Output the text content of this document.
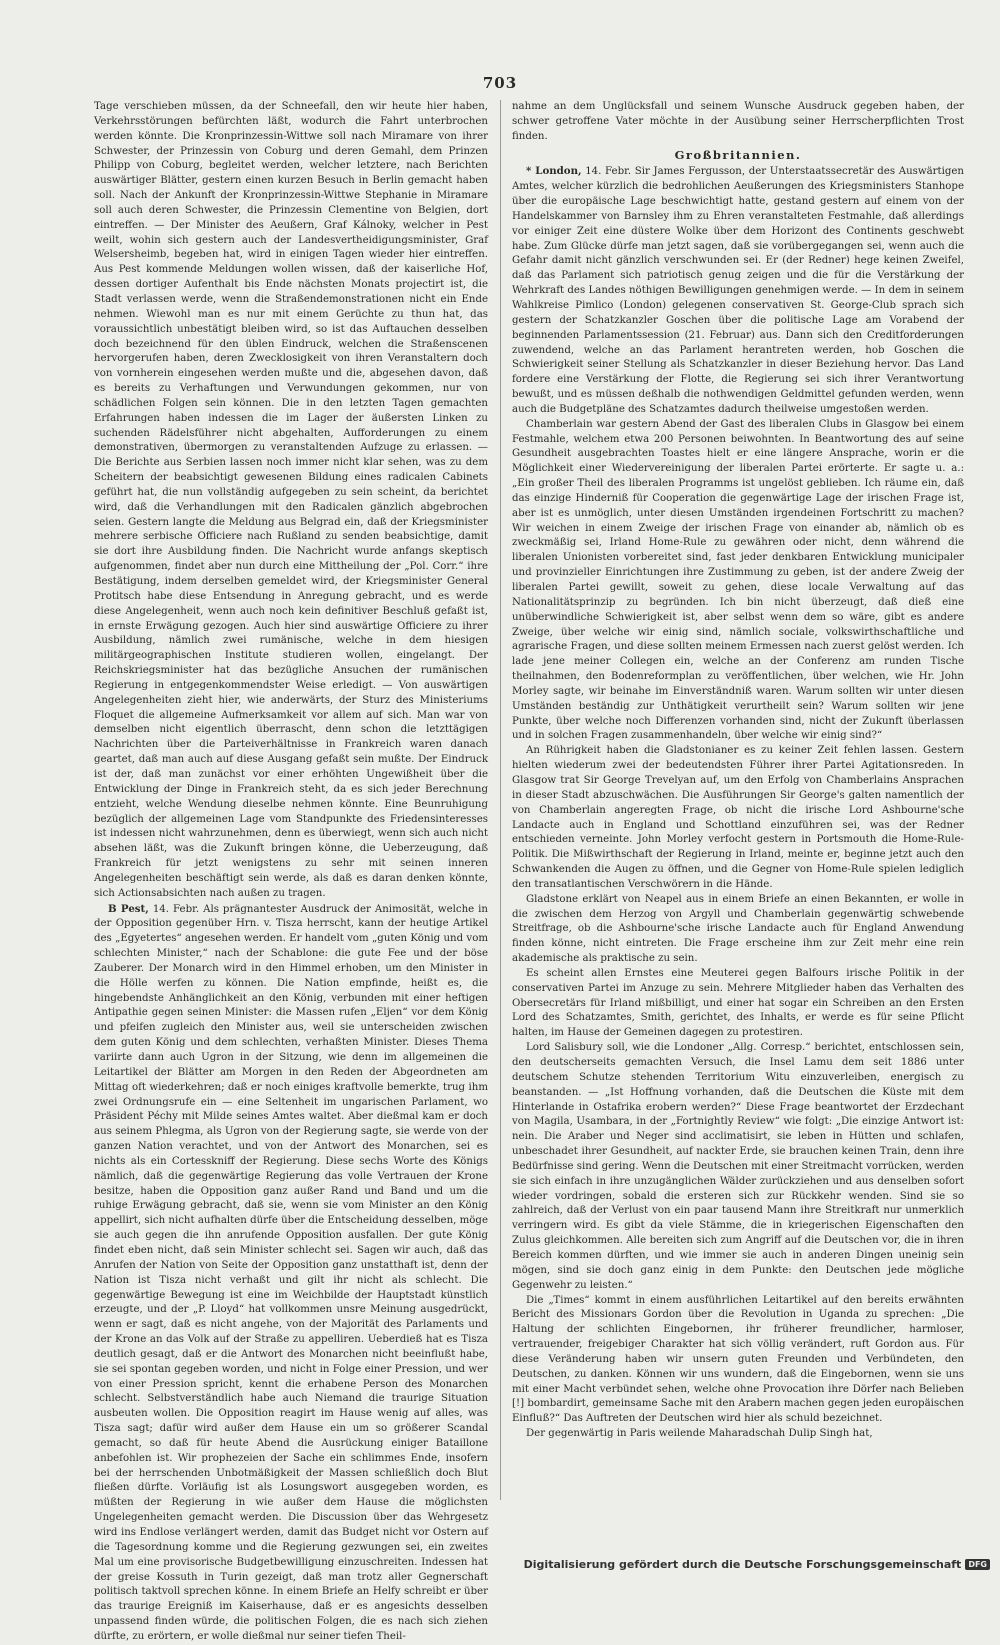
703

Tage verschieben müssen, da der Schneefall, den wir heute hier haben, Verkehrsstörungen befürchten läßt, wodurch die Fahrt unterbrochen werden könnte. Die Kronprinzessin-Wittwe soll nach Miramare von ihrer Schwester, der Prinzessin von Coburg und deren Gemahl, dem Prinzen Philipp von Coburg, begleitet werden, welcher letztere, nach Berichten auswärtiger Blätter, gestern einen kurzen Besuch in Berlin gemacht haben soll. Nach der Ankunft der Kronprinzessin-Wittwe Stephanie in Miramare soll auch deren Schwester, die Prinzessin Clementine von Belgien, dort eintreffen. — Der Minister des Aeußern, Graf Kálnoky, welcher in Pest weilt, wohin sich gestern auch der Landesvertheidigungsminister, Graf Welsersheimb, begeben hat, wird in einigen Tagen wieder hier eintreffen. Aus Pest kommende Meldungen wollen wissen, daß der kaiserliche Hof, dessen dortiger Aufenthalt bis Ende nächsten Monats projectirt ist, die Stadt verlassen werde, wenn die Straßendemonstrationen nicht ein Ende nehmen. Wiewohl man es nur mit einem Gerüchte zu thun hat, das voraussichtlich unbestätigt bleiben wird, so ist das Auftauchen desselben doch bezeichnend für den üblen Eindruck, welchen die Straßenscenen hervorgerufen haben, deren Zwecklosigkeit von ihren Veranstaltern doch von vornherein eingesehen werden mußte und die, abgesehen davon, daß es bereits zu Verhaftungen und Verwundungen gekommen, nur von schädlichen Folgen sein können. Die in den letzten Tagen gemachten Erfahrungen haben indessen die im Lager der äußersten Linken zu suchenden Rädelsführer nicht abgehalten, Aufforderungen zu einem demonstrativen, übermorgen zu veranstaltenden Aufzuge zu erlassen. — Die Berichte aus Serbien lassen noch immer nicht klar sehen, was zu dem Scheitern der beabsichtigt gewesenen Bildung eines radicalen Cabinets geführt hat, die nun vollständig aufgegeben zu sein scheint, da berichtet wird, daß die Verhandlungen mit den Radicalen gänzlich abgebrochen seien. Gestern langte die Meldung aus Belgrad ein, daß der Kriegsminister mehrere serbische Officiere nach Rußland zu senden beabsichtige, damit sie dort ihre Ausbildung finden. Die Nachricht wurde anfangs skeptisch aufgenommen, findet aber nun durch eine Mittheilung der „Pol. Corr.“ ihre Bestätigung, indem derselben gemeldet wird, der Kriegsminister General Protitsch habe diese Entsendung in Anregung gebracht, und es werde diese Angelegenheit, wenn auch noch kein definitiver Beschluß gefaßt ist, in ernste Erwägung gezogen. Auch hier sind auswärtige Officiere zu ihrer Ausbildung, nämlich zwei rumänische, welche in dem hiesigen militärgeographischen Institute studieren wollen, eingelangt. Der Reichskriegsminister hat das bezügliche Ansuchen der rumänischen Regierung in entgegenkommendster Weise erledigt. — Von auswärtigen Angelegenheiten zieht hier, wie anderwärts, der Sturz des Ministeriums Floquet die allgemeine Aufmerksamkeit vor allem auf sich. Man war von demselben nicht eigentlich überrascht, denn schon die letzttägigen Nachrichten über die Parteiverhältnisse in Frankreich waren danach geartet, daß man auch auf diese Ausgang gefaßt sein mußte. Der Eindruck ist der, daß man zunächst vor einer erhöhten Ungewißheit über die Entwicklung der Dinge in Frankreich steht, da es sich jeder Berechnung entzieht, welche Wendung dieselbe nehmen könnte. Eine Beunruhigung bezüglich der allgemeinen Lage vom Standpunkte des Friedensinteresses ist indessen nicht wahrzunehmen, denn es überwiegt, wenn sich auch nicht absehen läßt, was die Zukunft bringen könne, die Ueberzeugung, daß Frankreich für jetzt wenigstens zu sehr mit seinen inneren Angelegenheiten beschäftigt sein werde, als daß es daran denken könnte, sich Actionsabsichten nach außen zu tragen.

B Pest, 14. Febr. Als prägnantester Ausdruck der Animosität, welche in der Opposition gegenüber Hrn. v. Tisza herrscht, kann der heutige Artikel des „Egyetertes“ angesehen werden. Er handelt vom „guten König und vom schlechten Minister,“ nach der Schablone: die gute Fee und der böse Zauberer. Der Monarch wird in den Himmel erhoben, um den Minister in die Hölle werfen zu können. Die Nation empfinde, heißt es, die hingebendste Anhänglichkeit an den König, verbunden mit einer heftigen Antipathie gegen seinen Minister: die Massen rufen „Eljen“ vor dem König und pfeifen zugleich den Minister aus, weil sie unterscheiden zwischen dem guten König und dem schlechten, verhaßten Minister. Dieses Thema variirte dann auch Ugron in der Sitzung, wie denn im allgemeinen die Leitartikel der Blätter am Morgen in den Reden der Abgeordneten am Mittag oft wiederkehren; daß er noch einiges kraftvolle bemerkte, trug ihm zwei Ordnungsrufe ein — eine Seltenheit im ungarischen Parlament, wo Präsident Péchy mit Milde seines Amtes waltet. Aber dießmal kam er doch aus seinem Phlegma, als Ugron von der Regierung sagte, sie werde von der ganzen Nation verachtet, und von der Antwort des Monarchen, sei es nichts als ein Cortesskniff der Regierung. Diese sechs Worte des Königs nämlich, daß die gegenwärtige Regierung das volle Vertrauen der Krone besitze, haben die Opposition ganz außer Rand und Band und um die ruhige Erwägung gebracht, daß sie, wenn sie vom Minister an den König appellirt, sich nicht aufhalten dürfe über die Entscheidung desselben, möge sie auch gegen die ihn anrufende Opposition ausfallen. Der gute König findet eben nicht, daß sein Minister schlecht sei. Sagen wir auch, daß das Anrufen der Nation von Seite der Opposition ganz unstatthaft ist, denn der Nation ist Tisza nicht verhaßt und gilt ihr nicht als schlecht. Die gegenwärtige Bewegung ist eine im Weichbilde der Hauptstadt künstlich erzeugte, und der „P. Lloyd“ hat vollkommen unsre Meinung ausgedrückt, wenn er sagt, daß es nicht angehe, von der Majorität des Parlaments und der Krone an das Volk auf der Straße zu appelliren. Ueberdieß hat es Tisza deutlich gesagt, daß er die Antwort des Monarchen nicht beeinflußt habe, sie sei spontan gegeben worden, und nicht in Folge einer Pression, und wer von einer Pression spricht, kennt die erhabene Person des Monarchen schlecht. Selbstverständlich habe auch Niemand die traurige Situation ausbeuten wollen. Die Opposition reagirt im Hause wenig auf alles, was Tisza sagt; dafür wird außer dem Hause ein um so größerer Scandal gemacht, so daß für heute Abend die Ausrückung einiger Bataillone anbefohlen ist. Wir prophezeien der Sache ein schlimmes Ende, insofern bei der herrschenden Unbotmäßigkeit der Massen schließlich doch Blut fließen dürfte. Vorläufig ist als Losungswort ausgegeben worden, es müßten der Regierung in wie außer dem Hause die möglichsten Ungelegenheiten gemacht werden. Die Discussion über das Wehrgesetz wird ins Endlose verlängert werden, damit das Budget nicht vor Ostern auf die Tagesordnung komme und die Regierung gezwungen sei, ein zweites Mal um eine provisorische Budgetbewilligung einzuschreiten. Indessen hat der greise Kossuth in Turin gezeigt, daß man trotz aller Gegnerschaft politisch taktvoll sprechen könne. In einem Briefe an Helfy schreibt er über das traurige Ereigniß im Kaiserhause, daß er es angesichts desselben unpassend finden würde, die politischen Folgen, die es nach sich ziehen dürfte, zu erörtern, er wolle dießmal nur seiner tiefen Theil-

nahme an dem Unglücksfall und seinem Wunsche Ausdruck gegeben haben, der schwer getroffene Vater möchte in der Ausübung seiner Herrscherpflichten Trost finden.

Großbritannien.

* London, 14. Febr. Sir James Fergusson, der Unterstaatssecretär des Auswärtigen Amtes, welcher kürzlich die bedrohlichen Aeußerungen des Kriegsministers Stanhope über die europäische Lage beschwichtigt hatte, gestand gestern auf einem von der Handelskammer von Barnsley ihm zu Ehren veranstalteten Festmahle, daß allerdings vor einiger Zeit eine düstere Wolke über dem Horizont des Continents geschwebt habe. Zum Glücke dürfe man jetzt sagen, daß sie vorübergegangen sei, wenn auch die Gefahr damit nicht gänzlich verschwunden sei. Er (der Redner) hege keinen Zweifel, daß das Parlament sich patriotisch genug zeigen und die für die Verstärkung der Wehrkraft des Landes nöthigen Bewilligungen genehmigen werde. — In dem in seinem Wahlkreise Pimlico (London) gelegenen conservativen St. George-Club sprach sich gestern der Schatzkanzler Goschen über die politische Lage am Vorabend der beginnenden Parlamentssession (21. Februar) aus. Dann sich den Creditforderungen zuwendend, welche an das Parlament herantreten werden, hob Goschen die Schwierigkeit seiner Stellung als Schatzkanzler in dieser Beziehung hervor. Das Land fordere eine Verstärkung der Flotte, die Regierung sei sich ihrer Verantwortung bewußt, und es müssen deßhalb die nothwendigen Geldmittel gefunden werden, wenn auch die Budgetpläne des Schatzamtes dadurch theilweise umgestoßen werden.

Chamberlain war gestern Abend der Gast des liberalen Clubs in Glasgow bei einem Festmahle, welchem etwa 200 Personen beiwohnten. In Beantwortung des auf seine Gesundheit ausgebrachten Toastes hielt er eine längere Ansprache, worin er die Möglichkeit einer Wiedervereinigung der liberalen Partei erörterte. Er sagte u. a.: „Ein großer Theil des liberalen Programms ist ungelöst geblieben. Ich räume ein, daß das einzige Hinderniß für Cooperation die gegenwärtige Lage der irischen Frage ist, aber ist es unmöglich, unter diesen Umständen irgendeinen Fortschritt zu machen? Wir weichen in einem Zweige der irischen Frage von einander ab, nämlich ob es zweckmäßig sei, Irland Home-Rule zu gewähren oder nicht, denn während die liberalen Unionisten vorbereitet sind, fast jeder denkbaren Entwicklung municipaler und provinzieller Einrichtungen ihre Zustimmung zu geben, ist der andere Zweig der liberalen Partei gewillt, soweit zu gehen, diese locale Verwaltung auf das Nationalitätsprinzip zu begründen. Ich bin nicht überzeugt, daß dieß eine unüberwindliche Schwierigkeit ist, aber selbst wenn dem so wäre, gibt es andere Zweige, über welche wir einig sind, nämlich sociale, volkswirthschaftliche und agrarische Fragen, und diese sollten meinem Ermessen nach zuerst gelöst werden. Ich lade jene meiner Collegen ein, welche an der Conferenz am runden Tische theilnahmen, den Bodenreformplan zu veröffentlichen, über welchen, wie Hr. John Morley sagte, wir beinahe im Einverständniß waren. Warum sollten wir unter diesen Umständen beständig zur Unthätigkeit verurtheilt sein? Warum sollten wir jene Punkte, über welche noch Differenzen vorhanden sind, nicht der Zukunft überlassen und in solchen Fragen zusammenhandeln, über welche wir einig sind?“

An Rührigkeit haben die Gladstonianer es zu keiner Zeit fehlen lassen. Gestern hielten wiederum zwei der bedeutendsten Führer ihrer Partei Agitationsreden. In Glasgow trat Sir George Trevelyan auf, um den Erfolg von Chamberlains Ansprachen in dieser Stadt abzuschwächen. Die Ausführungen Sir George's galten namentlich der von Chamberlain angeregten Frage, ob nicht die irische Lord Ashbourne'sche Landacte auch in England und Schottland einzuführen sei, was der Redner entschieden verneinte. John Morley verfocht gestern in Portsmouth die Home-Rule-Politik. Die Mißwirthschaft der Regierung in Irland, meinte er, beginne jetzt auch den Schwankenden die Augen zu öffnen, und die Gegner von Home-Rule spielen lediglich den transatlantischen Verschwörern in die Hände.

Gladstone erklärt von Neapel aus in einem Briefe an einen Bekannten, er wolle in die zwischen dem Herzog von Argyll und Chamberlain gegenwärtig schwebende Streitfrage, ob die Ashbourne'sche irische Landacte auch für England Anwendung finden könne, nicht eintreten. Die Frage erscheine ihm zur Zeit mehr eine rein akademische als praktische zu sein.

Es scheint allen Ernstes eine Meuterei gegen Balfours irische Politik in der conservativen Partei im Anzuge zu sein. Mehrere Mitglieder haben das Verhalten des Obersecretärs für Irland mißbilligt, und einer hat sogar ein Schreiben an den Ersten Lord des Schatzamtes, Smith, gerichtet, des Inhalts, er werde es für seine Pflicht halten, im Hause der Gemeinen dagegen zu protestiren.

Lord Salisbury soll, wie die Londoner „Allg. Corresp.“ berichtet, entschlossen sein, den deutscherseits gemachten Versuch, die Insel Lamu dem seit 1886 unter deutschem Schutze stehenden Territorium Witu einzuverleiben, energisch zu beanstanden. — „Ist Hoffnung vorhanden, daß die Deutschen die Küste mit dem Hinterlande in Ostafrika erobern werden?“ Diese Frage beantwortet der Erzdechant von Magila, Usambara, in der „Fortnightly Review“ wie folgt: „Die einzige Antwort ist: nein. Die Araber und Neger sind acclimatisirt, sie leben in Hütten und schlafen, unbeschadet ihrer Gesundheit, auf nackter Erde, sie brauchen keinen Train, denn ihre Bedürfnisse sind gering. Wenn die Deutschen mit einer Streitmacht vorrücken, werden sie sich einfach in ihre unzugänglichen Wälder zurückziehen und aus denselben sofort wieder vordringen, sobald die ersteren sich zur Rückkehr wenden. Sind sie so zahlreich, daß der Verlust von ein paar tausend Mann ihre Streitkraft nur unmerklich verringern wird. Es gibt da viele Stämme, die in kriegerischen Eigenschaften den Zulus gleichkommen. Alle bereiten sich zum Angriff auf die Deutschen vor, die in ihren Bereich kommen dürften, und wie immer sie auch in anderen Dingen uneinig sein mögen, sind sie doch ganz einig in dem Punkte: den Deutschen jede mögliche Gegenwehr zu leisten.“

Die „Times“ kommt in einem ausführlichen Leitartikel auf den bereits erwähnten Bericht des Missionars Gordon über die Revolution in Uganda zu sprechen: „Die Haltung der schlichten Eingebornen, ihr früherer freundlicher, harmloser, vertrauender, freigebiger Charakter hat sich völlig verändert, ruft Gordon aus. Für diese Veränderung haben wir unsern guten Freunden und Verbündeten, den Deutschen, zu danken. Können wir uns wundern, daß die Eingebornen, wenn sie uns mit einer Macht verbündet sehen, welche ohne Provocation ihre Dörfer nach Belieben [!] bombardirt, gemeinsame Sache mit den Arabern machen gegen jeden europäischen Einfluß?“ Das Auftreten der Deutschen wird hier als schuld bezeichnet.

Der gegenwärtig in Paris weilende Maharadschah Dulip Singh hat,

Digitalisierung gefördert durch die Deutsche Forschungsgemeinschaft DFG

• [What the task requires]: Only the number is wanted: how many lines of the material contain the word "Ashbourne"?

• [Output]: 2